» **AUFGABE 1**
Ändere im Textauszug die Stelle zwischen „Stattdessen wird höflich“ und „für den Chef reserviert.)“, beides eingeschlossen: Ersetze darin „höflich“ durch „freundlich“ und gib die Stelle vollständig wieder.

» **TEXTAUSZUG**
++++++

Kollegen-Kollekten sind so unbeliebt wie unvermeidlich. Sobald ein Kollege Geburtstag hat oder heiratet oder seinen Abschied nimmt, geht die immer selbe Frage um: "Was schenken wir ihm nur?" Sie wird solange ergebnislos wiederholt, bis sich einer der Beteiligten erbarmt (meist kurz vor dem Ereignis), und die Sache in die Hand nimmt.

Was schenkt man nur? Auf keinen Fall das Übliche. Wenigstens teurer soll es schon sein. (Foto: Foto: istockphoto)

Das ist mutig. Denn es ist äußerst gefährlich, sich in einer solchen Situation zu erbarmen und die Sache in die Hand zu nehmen. Aller Wahrscheinlichkeit nach wird diese Aufgabe von nun an bei allen künftigen Anlässen an ihm (eher ihr) hängen bleiben.

Zunächst sind alle froh. Sie müssen sich um nix kümmern. Dieses Gefühl der Erleichterung ist jedoch nur von vorübergehender Dauer. Es ist wie ausgelöscht, sobald der Kümmerer ankommt und fragt: "Möchtest du unterschreiben?".

Manchen Kollegen überkommt angesichts der nun vorgelegten Glückwunschkarte der Wunsch, sich aufzulehnen, "Nein" zu sagen. Schließlich sieht die Karte bescheuert aus, der Kollege xy ist ihm sowieso egal und außerdem hat er jetzt keine Zeit. Aber wer würde schon so etwas sagen?

Kartenmitte für den Chef

Stattdessen wird höflich geflötet "Aber gerne!". Und unterschrieben. (Dabei wird der eigene Name meist in die Ecke gesetzt, in der sich die anderen Kollegen schon verewigt haben - offenbar in der Annahme, die Kartenmitte sei für den Chef reserviert.)

Aber damit kommt der Kollege nicht davon. Nun muss über das zu überreichende Geschenk gesprochen werden und die Notwendigkeit seiner Finanzierung. Je nach Persönlichkeit des Kümmerers kommen hierbei verschiedene Methoden zur Anwendung. Erfahrene Kümmerer nennen gerne eine Spanne. Man solle "zwischen zwei und fünf Euro" zahlen. Das ist so erfolgreich wie gemein. Natürlich will dann keiner knausrig wirken, weil er "nur" läppische zwei Euros zahlt.

Das mit dem "nur" ist überhaupt so eine Sache. In manchen Kollegengemeinschaften gibt es so viele Anlässe zur Kollekte, dass sich die zwei Euro hier und da zu stattlichen Summen summieren.

++++++

» **DATENSÄTZE**
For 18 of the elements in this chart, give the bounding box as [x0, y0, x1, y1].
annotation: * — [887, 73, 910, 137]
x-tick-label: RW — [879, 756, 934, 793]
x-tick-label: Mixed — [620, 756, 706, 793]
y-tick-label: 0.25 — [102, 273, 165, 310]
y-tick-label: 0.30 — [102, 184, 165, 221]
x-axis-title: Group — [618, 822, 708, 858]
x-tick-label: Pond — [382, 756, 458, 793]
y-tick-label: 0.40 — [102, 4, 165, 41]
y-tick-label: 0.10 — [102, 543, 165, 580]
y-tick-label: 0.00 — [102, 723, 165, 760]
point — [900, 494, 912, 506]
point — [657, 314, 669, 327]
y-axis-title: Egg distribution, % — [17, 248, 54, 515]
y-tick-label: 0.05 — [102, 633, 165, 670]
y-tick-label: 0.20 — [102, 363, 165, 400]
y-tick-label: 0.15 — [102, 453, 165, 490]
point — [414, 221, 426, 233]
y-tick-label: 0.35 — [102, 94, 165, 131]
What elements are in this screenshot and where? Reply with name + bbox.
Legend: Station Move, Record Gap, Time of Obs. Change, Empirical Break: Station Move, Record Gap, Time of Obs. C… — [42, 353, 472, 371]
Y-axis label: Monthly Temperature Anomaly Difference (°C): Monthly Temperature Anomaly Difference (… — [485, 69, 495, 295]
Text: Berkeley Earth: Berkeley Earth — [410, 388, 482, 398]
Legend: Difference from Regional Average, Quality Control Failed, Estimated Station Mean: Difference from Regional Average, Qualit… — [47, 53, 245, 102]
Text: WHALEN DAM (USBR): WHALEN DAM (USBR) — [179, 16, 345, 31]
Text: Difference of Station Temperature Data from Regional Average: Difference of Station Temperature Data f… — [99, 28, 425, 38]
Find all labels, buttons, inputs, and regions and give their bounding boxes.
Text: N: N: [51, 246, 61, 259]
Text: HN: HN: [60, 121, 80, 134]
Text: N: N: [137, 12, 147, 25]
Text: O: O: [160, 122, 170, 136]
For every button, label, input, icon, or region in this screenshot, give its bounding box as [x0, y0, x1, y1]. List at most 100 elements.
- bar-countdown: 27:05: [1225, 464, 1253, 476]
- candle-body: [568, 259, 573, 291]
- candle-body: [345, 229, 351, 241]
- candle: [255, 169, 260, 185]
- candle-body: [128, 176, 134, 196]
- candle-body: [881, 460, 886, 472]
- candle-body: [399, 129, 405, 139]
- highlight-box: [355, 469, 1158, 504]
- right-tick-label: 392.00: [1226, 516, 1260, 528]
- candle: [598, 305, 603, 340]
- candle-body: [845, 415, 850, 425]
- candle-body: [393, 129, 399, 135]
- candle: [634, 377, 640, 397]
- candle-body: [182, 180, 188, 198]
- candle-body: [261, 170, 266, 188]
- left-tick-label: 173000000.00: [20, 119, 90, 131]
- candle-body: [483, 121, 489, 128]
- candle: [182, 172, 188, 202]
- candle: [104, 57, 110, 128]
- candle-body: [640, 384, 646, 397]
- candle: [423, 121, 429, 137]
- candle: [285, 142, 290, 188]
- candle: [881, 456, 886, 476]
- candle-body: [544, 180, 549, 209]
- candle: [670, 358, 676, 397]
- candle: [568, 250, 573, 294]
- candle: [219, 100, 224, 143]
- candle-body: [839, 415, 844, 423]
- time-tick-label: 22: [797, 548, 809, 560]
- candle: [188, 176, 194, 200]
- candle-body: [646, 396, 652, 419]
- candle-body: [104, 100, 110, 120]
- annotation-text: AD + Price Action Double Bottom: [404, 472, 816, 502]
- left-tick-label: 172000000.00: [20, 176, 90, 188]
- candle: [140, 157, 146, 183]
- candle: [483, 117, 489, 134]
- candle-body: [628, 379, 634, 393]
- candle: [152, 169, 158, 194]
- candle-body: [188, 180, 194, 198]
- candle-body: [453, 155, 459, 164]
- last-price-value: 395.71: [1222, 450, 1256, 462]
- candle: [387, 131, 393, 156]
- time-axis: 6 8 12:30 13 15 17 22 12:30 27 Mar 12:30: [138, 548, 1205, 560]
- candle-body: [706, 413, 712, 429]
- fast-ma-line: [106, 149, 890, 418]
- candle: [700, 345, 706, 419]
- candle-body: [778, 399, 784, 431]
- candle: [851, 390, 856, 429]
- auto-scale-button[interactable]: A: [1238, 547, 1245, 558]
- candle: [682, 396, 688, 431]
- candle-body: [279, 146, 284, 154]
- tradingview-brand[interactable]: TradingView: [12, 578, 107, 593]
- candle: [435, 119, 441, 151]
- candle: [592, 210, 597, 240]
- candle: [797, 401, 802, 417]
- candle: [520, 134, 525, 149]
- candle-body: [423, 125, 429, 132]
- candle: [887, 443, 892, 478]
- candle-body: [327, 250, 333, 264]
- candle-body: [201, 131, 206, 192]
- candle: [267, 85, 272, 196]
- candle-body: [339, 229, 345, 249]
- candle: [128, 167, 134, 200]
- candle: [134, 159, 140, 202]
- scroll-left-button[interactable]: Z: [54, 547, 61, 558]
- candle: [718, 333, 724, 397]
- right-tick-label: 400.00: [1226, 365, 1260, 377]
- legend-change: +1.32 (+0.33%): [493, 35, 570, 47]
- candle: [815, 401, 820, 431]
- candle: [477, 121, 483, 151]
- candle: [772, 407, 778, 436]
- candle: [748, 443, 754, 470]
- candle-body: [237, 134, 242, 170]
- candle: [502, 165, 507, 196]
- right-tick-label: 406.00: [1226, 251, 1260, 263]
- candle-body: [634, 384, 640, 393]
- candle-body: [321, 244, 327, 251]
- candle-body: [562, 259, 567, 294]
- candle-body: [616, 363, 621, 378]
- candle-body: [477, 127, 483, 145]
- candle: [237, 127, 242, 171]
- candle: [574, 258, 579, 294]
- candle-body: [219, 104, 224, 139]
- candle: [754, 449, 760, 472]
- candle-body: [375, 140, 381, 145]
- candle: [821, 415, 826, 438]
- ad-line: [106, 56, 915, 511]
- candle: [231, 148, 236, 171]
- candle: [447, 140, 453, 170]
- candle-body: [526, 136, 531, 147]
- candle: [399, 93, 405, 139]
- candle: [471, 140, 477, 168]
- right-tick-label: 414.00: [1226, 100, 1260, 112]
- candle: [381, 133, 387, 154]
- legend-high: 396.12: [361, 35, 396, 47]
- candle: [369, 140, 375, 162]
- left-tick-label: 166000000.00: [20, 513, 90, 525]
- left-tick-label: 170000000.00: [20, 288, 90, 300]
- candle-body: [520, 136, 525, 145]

++++++

» **AUFGABE 2**
Finde in den Datensätzen alle Zeilen mit der Zeichenfolge „line“ und schreibe jede davon unverändert ab.

» **RICHTIGE ANTWORT 1**
Stattdessen wird freundlich geflötet "Aber gerne!". Und unterschrieben. (Dabei wird der eigene Name meist in die Ecke gesetzt, in der sich die anderen Kollegen schon verewigt haben - offenbar in der Annahme, die Kartenmitte sei für den Chef reserviert.)

» **RICHTIGE ANTWORT 2**
- fast-ma-line: [106, 149, 890, 418]
- ad-line: [106, 56, 915, 511]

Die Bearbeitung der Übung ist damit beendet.